• [Instructions to follow]:
Every line of the material is to be quoted verbatim, minus the pictures.

• [Provided data]:
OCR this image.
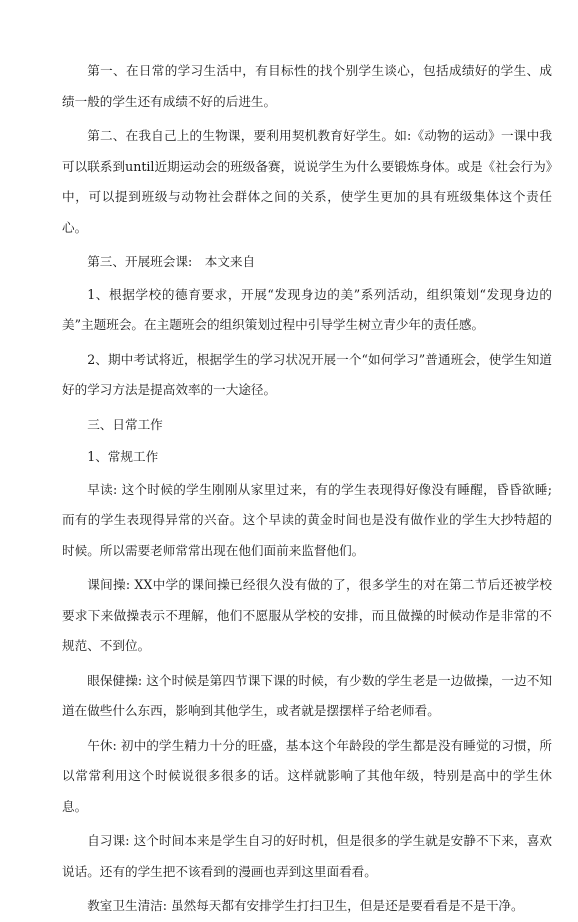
第一、在日常的学习生活中，有目标性的找个别学生谈心，包括成绩好的学生、成绩一般的学生还有成绩不好的后进生。

第二、在我自己上的生物课，要利用契机教育好学生。如:《动物的运动》一课中我可以联系到until近期运动会的班级备赛，说说学生为什么要锻炼身体。或是《社会行为》中，可以提到班级与动物社会群体之间的关系，使学生更加的具有班级集体这个责任心。

第三、开展班会课:　本文来自

1、根据学校的德育要求，开展“发现身边的美”系列活动，组织策划“发现身边的美”主题班会。在主题班会的组织策划过程中引导学生树立青少年的责任感。

2、期中考试将近，根据学生的学习状况开展一个“如何学习”普通班会，使学生知道好的学习方法是提高效率的一大途径。

三、日常工作

1、常规工作

早读: 这个时候的学生刚刚从家里过来，有的学生表现得好像没有睡醒，昏昏欲睡;而有的学生表现得异常的兴奋。这个早读的黄金时间也是没有做作业的学生大抄特超的时候。所以需要老师常常出现在他们面前来监督他们。

课间操: XX中学的课间操已经很久没有做的了，很多学生的对在第二节后还被学校要求下来做操表示不理解，他们不愿服从学校的安排，而且做操的时候动作是非常的不规范、不到位。

眼保健操: 这个时候是第四节课下课的时候，有少数的学生老是一边做操，一边不知道在做些什么东西，影响到其他学生，或者就是摆摆样子给老师看。

午休: 初中的学生精力十分的旺盛，基本这个年龄段的学生都是没有睡觉的习惯，所以常常利用这个时候说很多很多的话。这样就影响了其他年级，特别是高中的学生休息。

自习课: 这个时间本来是学生自习的好时机，但是很多的学生就是安静不下来，喜欢说话。还有的学生把不该看到的漫画也弄到这里面看看。

教室卫生清洁: 虽然每天都有安排学生打扫卫生，但是还是要看看是不是干净。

• [Output for this task]:
OCR this image.
第一、在日常的学习生活中，有目标性的找个别学生谈心，包括成绩好的学生、成绩一般的学生还有成绩不好的后进生。

第二、在我自己上的生物课，要利用契机教育好学生。如:《动物的运动》一课中我可以联系到until近期运动会的班级备赛，说说学生为什么要锻炼身体。或是《社会行为》中，可以提到班级与动物社会群体之间的关系，使学生更加的具有班级集体这个责任心。

第三、开展班会课:　本文来自

1、根据学校的德育要求，开展“发现身边的美”系列活动，组织策划“发现身边的美”主题班会。在主题班会的组织策划过程中引导学生树立青少年的责任感。

2、期中考试将近，根据学生的学习状况开展一个“如何学习”普通班会，使学生知道好的学习方法是提高效率的一大途径。

三、日常工作

1、常规工作

早读: 这个时候的学生刚刚从家里过来，有的学生表现得好像没有睡醒，昏昏欲睡;而有的学生表现得异常的兴奋。这个早读的黄金时间也是没有做作业的学生大抄特超的时候。所以需要老师常常出现在他们面前来监督他们。

课间操: XX中学的课间操已经很久没有做的了，很多学生的对在第二节后还被学校要求下来做操表示不理解，他们不愿服从学校的安排，而且做操的时候动作是非常的不规范、不到位。

眼保健操: 这个时候是第四节课下课的时候，有少数的学生老是一边做操，一边不知道在做些什么东西，影响到其他学生，或者就是摆摆样子给老师看。

午休: 初中的学生精力十分的旺盛，基本这个年龄段的学生都是没有睡觉的习惯，所以常常利用这个时候说很多很多的话。这样就影响了其他年级，特别是高中的学生休息。

自习课: 这个时间本来是学生自习的好时机，但是很多的学生就是安静不下来，喜欢说话。还有的学生把不该看到的漫画也弄到这里面看看。

教室卫生清洁: 虽然每天都有安排学生打扫卫生，但是还是要看看是不是干净。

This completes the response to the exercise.